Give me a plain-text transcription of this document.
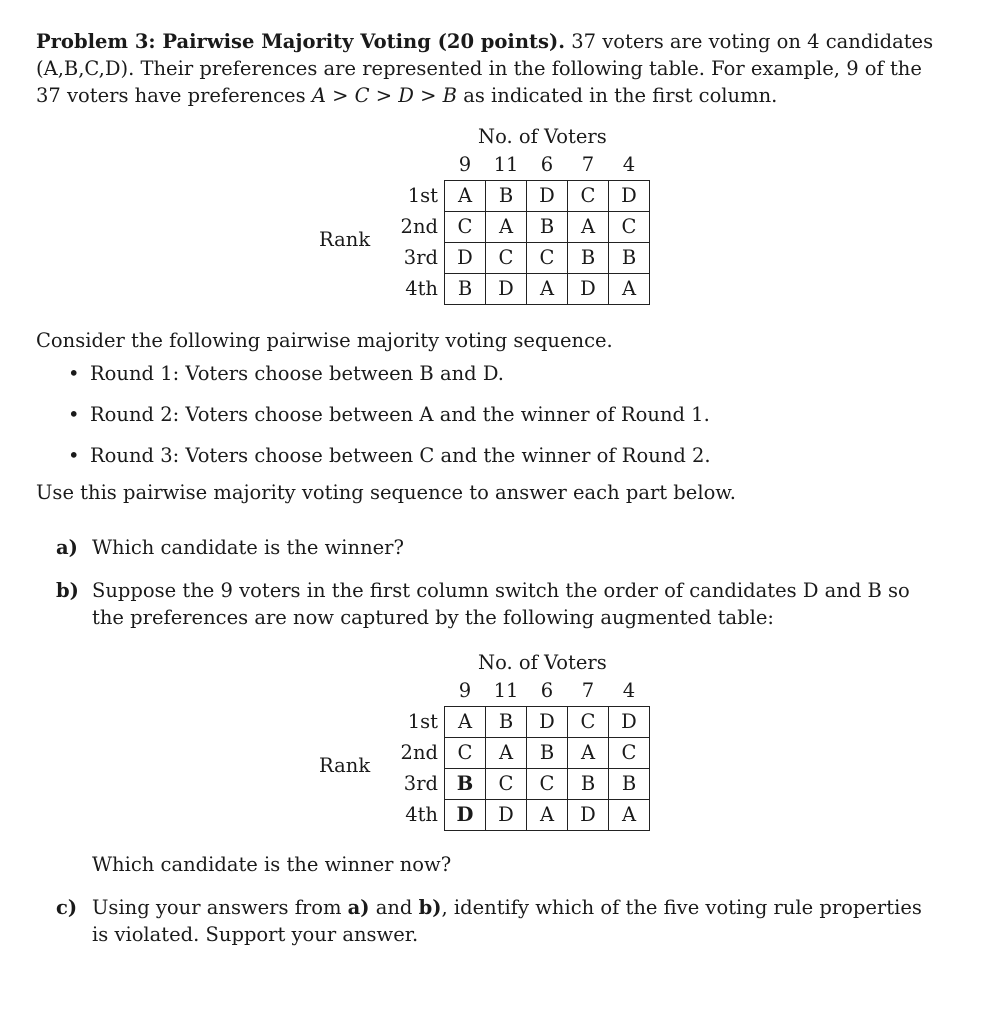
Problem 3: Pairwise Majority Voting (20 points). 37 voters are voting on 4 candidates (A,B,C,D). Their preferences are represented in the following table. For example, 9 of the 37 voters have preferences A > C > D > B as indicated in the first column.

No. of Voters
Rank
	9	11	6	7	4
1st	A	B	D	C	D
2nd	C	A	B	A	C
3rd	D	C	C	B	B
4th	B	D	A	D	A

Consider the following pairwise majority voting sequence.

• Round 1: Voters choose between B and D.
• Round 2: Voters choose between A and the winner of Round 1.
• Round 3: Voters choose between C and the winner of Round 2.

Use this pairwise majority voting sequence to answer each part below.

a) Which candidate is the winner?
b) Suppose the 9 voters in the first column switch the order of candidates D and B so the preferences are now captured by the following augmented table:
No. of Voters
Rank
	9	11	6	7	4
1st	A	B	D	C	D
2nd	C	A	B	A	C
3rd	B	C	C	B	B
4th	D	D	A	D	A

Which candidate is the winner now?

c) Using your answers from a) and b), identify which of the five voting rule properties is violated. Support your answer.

☆ ☆ ☆ ☆ ☆

**TASK TO COMPLETE**
Where a line holds "choose", copy it out.

**SOLUTION**
• Round 1: Voters choose between B and D.
• Round 2: Voters choose between A and the winner of Round 1.
• Round 3: Voters choose between C and the winner of Round 2.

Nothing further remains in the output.